■ WHAT TO PRODUCE
Go through the records and give each one again exactly.

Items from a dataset
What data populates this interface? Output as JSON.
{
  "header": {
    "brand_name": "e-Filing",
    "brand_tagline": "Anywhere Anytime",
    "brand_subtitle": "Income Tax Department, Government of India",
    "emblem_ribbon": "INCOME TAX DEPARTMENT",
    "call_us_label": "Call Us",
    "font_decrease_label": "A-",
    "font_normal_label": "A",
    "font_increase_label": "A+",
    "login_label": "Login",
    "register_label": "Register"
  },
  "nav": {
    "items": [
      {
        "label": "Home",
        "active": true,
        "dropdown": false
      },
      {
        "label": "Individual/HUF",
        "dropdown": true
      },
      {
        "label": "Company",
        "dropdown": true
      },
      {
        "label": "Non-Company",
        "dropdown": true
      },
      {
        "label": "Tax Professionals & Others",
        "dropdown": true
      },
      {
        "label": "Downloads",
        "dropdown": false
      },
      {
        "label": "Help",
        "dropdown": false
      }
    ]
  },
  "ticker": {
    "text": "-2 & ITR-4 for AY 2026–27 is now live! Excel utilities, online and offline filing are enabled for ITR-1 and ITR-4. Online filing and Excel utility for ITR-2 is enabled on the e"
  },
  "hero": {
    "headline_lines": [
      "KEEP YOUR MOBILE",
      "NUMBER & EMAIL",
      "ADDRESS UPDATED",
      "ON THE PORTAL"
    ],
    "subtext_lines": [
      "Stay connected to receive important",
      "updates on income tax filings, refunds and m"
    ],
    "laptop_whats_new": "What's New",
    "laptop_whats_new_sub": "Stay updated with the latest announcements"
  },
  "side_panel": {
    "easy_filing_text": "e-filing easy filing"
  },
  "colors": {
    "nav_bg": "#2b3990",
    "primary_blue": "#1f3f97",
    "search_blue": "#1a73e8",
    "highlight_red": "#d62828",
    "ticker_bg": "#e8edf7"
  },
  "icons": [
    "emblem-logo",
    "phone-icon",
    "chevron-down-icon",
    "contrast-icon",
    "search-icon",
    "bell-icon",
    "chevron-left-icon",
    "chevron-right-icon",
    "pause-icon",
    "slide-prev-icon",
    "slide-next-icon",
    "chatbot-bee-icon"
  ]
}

■ TASK ANSWER
What data populates this interface? Output as JSON.
{
  "header": {
    "brand_name": "e-Filing",
    "brand_tagline": "Anywhere Anytime",
    "brand_subtitle": "Income Tax Department, Government of India",
    "emblem_ribbon": "INCOME TAX DEPARTMENT",
    "call_us_label": "Call Us",
    "font_decrease_label": "A-",
    "font_normal_label": "A",
    "font_increase_label": "A+",
    "login_label": "Login",
    "register_label": "Register"
  },
  "nav": {
    "items": [
      {
        "label": "Home",
        "active": true,
        "dropdown": false
      },
      {
        "label": "Individual/HUF",
        "dropdown": true
      },
      {
        "label": "Company",
        "dropdown": true
      },
      {
        "label": "Non-Company",
        "dropdown": true
      },
      {
        "label": "Tax Professionals & Others",
        "dropdown": true
      },
      {
        "label": "Downloads",
        "dropdown": false
      },
      {
        "label": "Help",
        "dropdown": false
      }
    ]
  },
  "ticker": {
    "text": "-2 & ITR-4 for AY 2026–27 is now live! Excel utilities, online and offline filing are enabled for ITR-1 and ITR-4. Online filing and Excel utility for ITR-2 is enabled on the e"
  },
  "hero": {
    "headline_lines": [
      "KEEP YOUR MOBILE",
      "NUMBER & EMAIL",
      "ADDRESS UPDATED",
      "ON THE PORTAL"
    ],
    "subtext_lines": [
      "Stay connected to receive important",
      "updates on income tax filings, refunds and m"
    ],
    "laptop_whats_new": "What's New",
    "laptop_whats_new_sub": "Stay updated with the latest announcements"
  },
  "side_panel": {
    "easy_filing_text": "e-filing easy filing"
  },
  "colors": {
    "nav_bg": "#2b3990",
    "primary_blue": "#1f3f97",
    "search_blue": "#1a73e8",
    "highlight_red": "#d62828",
    "ticker_bg": "#e8edf7"
  },
  "icons": [
    "emblem-logo",
    "phone-icon",
    "chevron-down-icon",
    "contrast-icon",
    "search-icon",
    "bell-icon",
    "chevron-left-icon",
    "chevron-right-icon",
    "pause-icon",
    "slide-prev-icon",
    "slide-next-icon",
    "chatbot-bee-icon"
  ]
}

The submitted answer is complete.